• [TASK TO COMPLETE]: Write out every entry exactly as it stands.
Begin
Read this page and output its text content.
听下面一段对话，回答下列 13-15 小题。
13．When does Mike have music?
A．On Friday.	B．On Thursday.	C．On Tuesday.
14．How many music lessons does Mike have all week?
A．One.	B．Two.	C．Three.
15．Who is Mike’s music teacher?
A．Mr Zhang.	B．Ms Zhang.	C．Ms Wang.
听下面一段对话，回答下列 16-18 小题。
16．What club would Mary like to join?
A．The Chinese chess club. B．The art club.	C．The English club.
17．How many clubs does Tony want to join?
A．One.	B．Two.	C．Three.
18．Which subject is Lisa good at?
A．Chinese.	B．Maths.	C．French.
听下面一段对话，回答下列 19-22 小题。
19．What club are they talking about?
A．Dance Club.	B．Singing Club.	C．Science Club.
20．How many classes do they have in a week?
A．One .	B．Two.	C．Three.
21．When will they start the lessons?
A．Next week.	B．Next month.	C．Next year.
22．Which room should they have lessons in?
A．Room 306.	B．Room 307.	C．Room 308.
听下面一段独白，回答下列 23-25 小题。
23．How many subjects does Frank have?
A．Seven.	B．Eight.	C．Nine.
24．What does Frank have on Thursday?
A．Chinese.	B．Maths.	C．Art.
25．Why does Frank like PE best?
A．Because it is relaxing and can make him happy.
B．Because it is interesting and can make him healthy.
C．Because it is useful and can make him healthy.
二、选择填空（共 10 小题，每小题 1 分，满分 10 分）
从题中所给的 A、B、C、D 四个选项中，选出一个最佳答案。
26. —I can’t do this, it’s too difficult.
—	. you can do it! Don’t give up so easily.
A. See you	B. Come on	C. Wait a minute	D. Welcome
End
• [ANSWER FOR THIS EXERCISE]:
Read this page and output its text content.
听下面一段对话，回答下列 13-15 小题。
13．When does Mike have music?
A．On Friday.	B．On Thursday.	C．On Tuesday.
14．How many music lessons does Mike have all week?
A．One.	B．Two.	C．Three.
15．Who is Mike’s music teacher?
A．Mr Zhang.	B．Ms Zhang.	C．Ms Wang.
听下面一段对话，回答下列 16-18 小题。
16．What club would Mary like to join?
A．The Chinese chess club. B．The art club.	C．The English club.
17．How many clubs does Tony want to join?
A．One.	B．Two.	C．Three.
18．Which subject is Lisa good at?
A．Chinese.	B．Maths.	C．French.
听下面一段对话，回答下列 19-22 小题。
19．What club are they talking about?
A．Dance Club.	B．Singing Club.	C．Science Club.
20．How many classes do they have in a week?
A．One .	B．Two.	C．Three.
21．When will they start the lessons?
A．Next week.	B．Next month.	C．Next year.
22．Which room should they have lessons in?
A．Room 306.	B．Room 307.	C．Room 308.
听下面一段独白，回答下列 23-25 小题。
23．How many subjects does Frank have?
A．Seven.	B．Eight.	C．Nine.
24．What does Frank have on Thursday?
A．Chinese.	B．Maths.	C．Art.
25．Why does Frank like PE best?
A．Because it is relaxing and can make him happy.
B．Because it is interesting and can make him healthy.
C．Because it is useful and can make him healthy.
二、选择填空（共 10 小题，每小题 1 分，满分 10 分）
从题中所给的 A、B、C、D 四个选项中，选出一个最佳答案。
26. —I can’t do this, it’s too difficult.
—	. you can do it! Don’t give up so easily.
A. See you	B. Come on	C. Wait a minute	D. Welcome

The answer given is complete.